# What needs to be done:
Copy the lines of the material verbatim, from the line containing "svg-text:40: 40 bbox=[75, 145, 92, 162]" through the end of the material, both ends included, and leave out any pictures.

################

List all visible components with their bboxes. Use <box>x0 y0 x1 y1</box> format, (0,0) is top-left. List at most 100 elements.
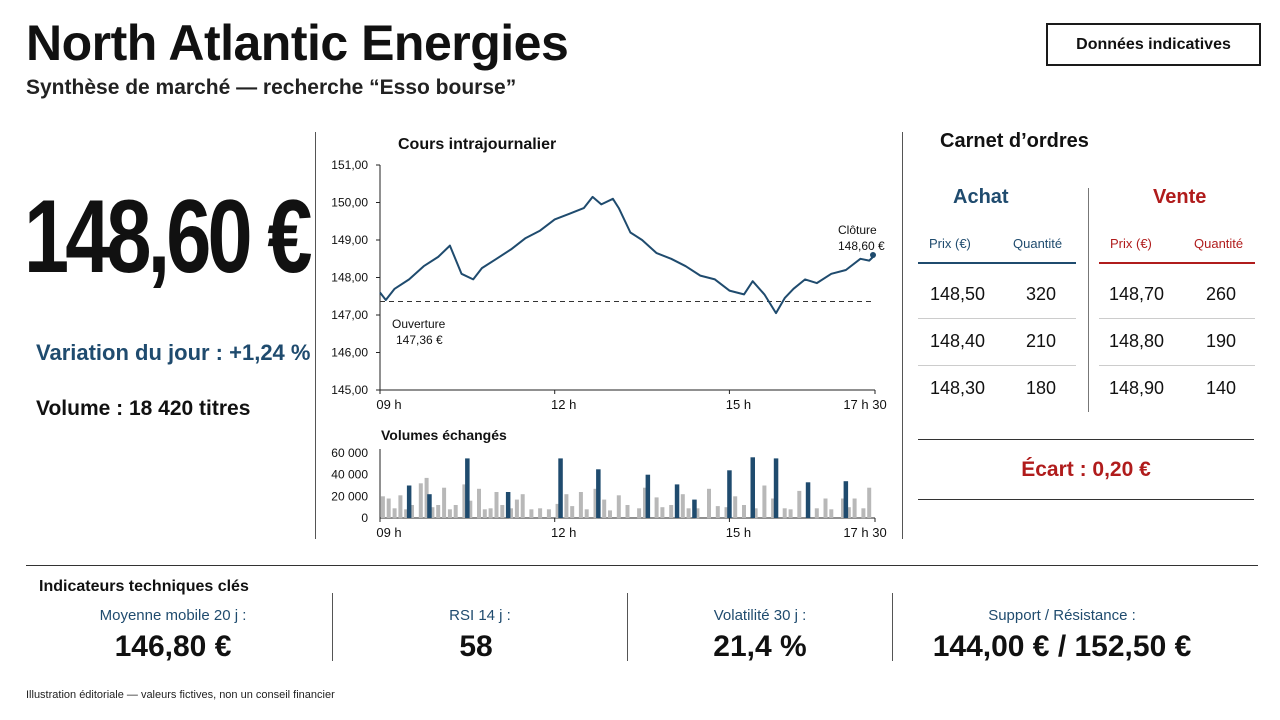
row-separator <box>918 365 1076 366</box>
price-x-tick-label: 17 h 30 <box>843 397 886 412</box>
price-y-tick-label: 145,00 <box>331 383 368 397</box>
spread-bottom-rule <box>918 499 1254 500</box>
volume-bar <box>750 457 755 518</box>
volume-bar <box>509 508 513 519</box>
spread-value: Écart : 0,20 € <box>1021 458 1151 481</box>
price-x-tick-label: 12 h <box>551 397 576 412</box>
volume-bar <box>462 484 467 518</box>
opening-label: Ouverture <box>392 317 446 331</box>
price-chart: 151,00 150,00 149,00 148,00 147,00 146,00 145,… <box>331 158 886 412</box>
volume-bar <box>616 495 621 519</box>
divider-left <box>315 132 316 539</box>
volume-bar <box>846 507 851 518</box>
volume-bar <box>788 509 793 518</box>
volume-bar <box>727 470 732 518</box>
indicator-label-volatility: Volatilité 30 j : <box>713 607 807 624</box>
volume-bar <box>643 487 647 518</box>
buy-header-rule <box>918 262 1076 264</box>
volume-bar <box>404 509 409 518</box>
price-y-tick-label: 149,00 <box>331 233 368 247</box>
volume-bar <box>482 509 487 518</box>
volume-bar <box>782 508 787 519</box>
volume-bar <box>645 474 651 518</box>
volume-x-tick-label: 12 h <box>551 525 576 540</box>
volume-bar <box>861 508 866 519</box>
sell-qty-cell: 140 <box>1206 378 1237 398</box>
volume-bar <box>564 494 569 518</box>
volume-bar <box>805 482 811 519</box>
volume-bar <box>637 508 642 519</box>
row-separator <box>1099 365 1255 366</box>
sell-price-header: Prix (€) <box>1110 236 1152 251</box>
price-x-tick-label: 09 h <box>376 397 401 412</box>
volume-bar <box>558 458 563 518</box>
sell-header-rule <box>1099 262 1255 264</box>
buy-price-header: Prix (€) <box>929 236 971 251</box>
volume-bar <box>424 477 429 518</box>
volume-bar <box>742 505 746 518</box>
volume-bar <box>418 483 423 518</box>
closing-value-label: 148,60 € <box>838 239 885 253</box>
volume-bar <box>430 507 435 518</box>
volume-bar <box>829 509 834 518</box>
volume-bar <box>380 496 385 518</box>
sell-qty-cell: 260 <box>1206 284 1237 304</box>
buy-price-cell: 148,30 <box>930 378 986 398</box>
buy-qty-cell: 210 <box>1026 331 1057 351</box>
volume-bar <box>686 508 691 519</box>
volume-bar <box>733 496 738 518</box>
volume-bar <box>555 503 560 518</box>
indicator-label-support-resistance: Support / Résistance : <box>988 607 1136 624</box>
opening-value-label: 147,36 € <box>396 333 443 347</box>
volume-bar <box>406 485 412 518</box>
volume-bar <box>500 505 505 518</box>
page-title: North Atlantic Energies <box>26 15 569 71</box>
daily-volume: Volume : 18 420 titres <box>36 397 251 420</box>
volume-bar <box>797 490 802 518</box>
volume-bar <box>514 499 519 518</box>
price-y-tick-label: 146,00 <box>331 346 368 360</box>
indicator-label-ma20: Moyenne mobile 20 j : <box>99 607 247 624</box>
volume-bar <box>771 498 776 518</box>
volume-bar <box>602 499 607 518</box>
buy-qty-header: Quantité <box>1013 236 1063 251</box>
indicator-value-volatility: 21,4 % <box>713 630 807 663</box>
indicator-value-rsi: 58 <box>459 630 493 663</box>
price-x-tick-label: 15 h <box>726 397 751 412</box>
indicator-divider <box>627 593 628 661</box>
volume-bar <box>715 506 720 518</box>
sell-price-cell: 148,90 <box>1109 378 1165 398</box>
daily-variation: Variation du jour : +1,24 % <box>36 340 311 365</box>
volume-bar <box>520 494 525 518</box>
volume-bar <box>773 458 779 518</box>
volume-bar <box>447 509 452 518</box>
row-separator <box>918 318 1076 319</box>
sell-qty-cell: 190 <box>1206 331 1237 351</box>
price-y-tick-label: 147,00 <box>331 308 368 322</box>
volume-bar <box>852 498 857 518</box>
charts-panel: Cours intrajournalier 151,00 150,00 149,00… <box>331 136 886 540</box>
sell-price-cell: 148,80 <box>1109 331 1165 351</box>
volume-bar <box>494 492 499 518</box>
volume-bar <box>538 508 543 519</box>
current-price: 148,60 € <box>24 179 312 295</box>
order-book-title: Carnet d’ordres <box>940 130 1089 152</box>
volume-bar <box>692 499 697 518</box>
volume-y-tick-label: 60 000 <box>331 446 368 460</box>
volume-bar <box>843 481 849 518</box>
indicator-label-rsi: RSI 14 j : <box>449 607 511 624</box>
volume-bar <box>695 508 700 519</box>
volume-bar <box>468 500 473 518</box>
volume-bar <box>578 492 583 518</box>
buy-price-cell: 148,50 <box>930 284 986 304</box>
indicator-divider <box>892 593 893 661</box>
buy-qty-cell: 320 <box>1026 284 1057 304</box>
volume-bar <box>625 505 630 518</box>
volume-bar <box>442 487 447 518</box>
row-separator <box>1099 318 1255 319</box>
indicator-value-ma20: 146,80 € <box>114 630 232 663</box>
volume-bar <box>593 488 598 519</box>
divider-right <box>902 132 903 539</box>
volume-bar <box>465 458 470 518</box>
indicator-divider <box>332 593 333 661</box>
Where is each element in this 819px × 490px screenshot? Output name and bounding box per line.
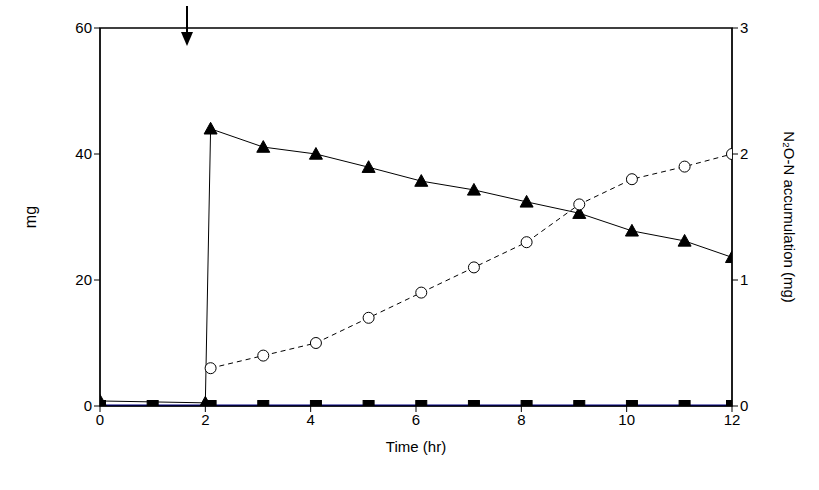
svg-text:40: 40 bbox=[75, 145, 92, 162]
svg-text:0: 0 bbox=[740, 397, 748, 414]
svg-text:10: 10 bbox=[618, 411, 635, 428]
svg-text:2: 2 bbox=[201, 411, 209, 428]
svg-text:0: 0 bbox=[96, 411, 104, 428]
svg-text:mg: mg bbox=[22, 206, 39, 228]
svg-text:Time (hr): Time (hr) bbox=[386, 438, 446, 455]
svg-text:3: 3 bbox=[740, 19, 748, 36]
svg-text:6: 6 bbox=[412, 411, 420, 428]
svg-text:2: 2 bbox=[740, 145, 748, 162]
svg-text:12: 12 bbox=[724, 411, 741, 428]
svg-text:1: 1 bbox=[740, 271, 748, 288]
svg-text:0: 0 bbox=[84, 397, 92, 414]
svg-text:60: 60 bbox=[75, 19, 92, 36]
svg-text:8: 8 bbox=[517, 411, 525, 428]
svg-text:N₂O-N accumulation (mg): N₂O-N accumulation (mg) bbox=[781, 131, 798, 303]
svg-text:4: 4 bbox=[306, 411, 314, 428]
svg-text:20: 20 bbox=[75, 271, 92, 288]
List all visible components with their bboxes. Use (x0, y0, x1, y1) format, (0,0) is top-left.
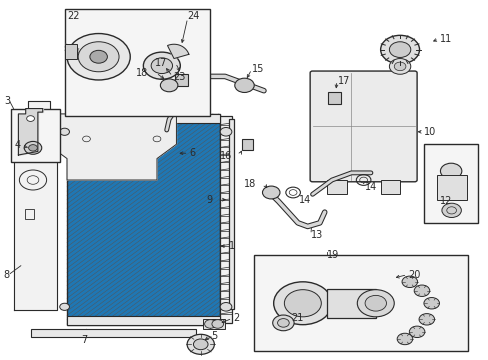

################

# Full answer:
svg-text:40: 40 bbox=[75, 145, 92, 162]
svg-text:0: 0 bbox=[740, 397, 748, 414]
svg-text:10: 10 bbox=[618, 411, 635, 428]
svg-text:2: 2 bbox=[201, 411, 209, 428]
svg-text:0: 0 bbox=[96, 411, 104, 428]
svg-text:mg: mg bbox=[22, 206, 39, 228]
svg-text:Time (hr): Time (hr) bbox=[386, 438, 446, 455]
svg-text:3: 3 bbox=[740, 19, 748, 36]
svg-text:6: 6 bbox=[412, 411, 420, 428]
svg-text:2: 2 bbox=[740, 145, 748, 162]
svg-text:12: 12 bbox=[724, 411, 741, 428]
svg-text:1: 1 bbox=[740, 271, 748, 288]
svg-text:0: 0 bbox=[84, 397, 92, 414]
svg-text:60: 60 bbox=[75, 19, 92, 36]
svg-text:8: 8 bbox=[517, 411, 525, 428]
svg-text:N₂O-N accumulation (mg): N₂O-N accumulation (mg) bbox=[781, 131, 798, 303]
svg-text:4: 4 bbox=[306, 411, 314, 428]
svg-text:20: 20 bbox=[75, 271, 92, 288]
List all visible components with their bboxes. Use (x0, y0, x1, y1) format, (0,0) is top-left.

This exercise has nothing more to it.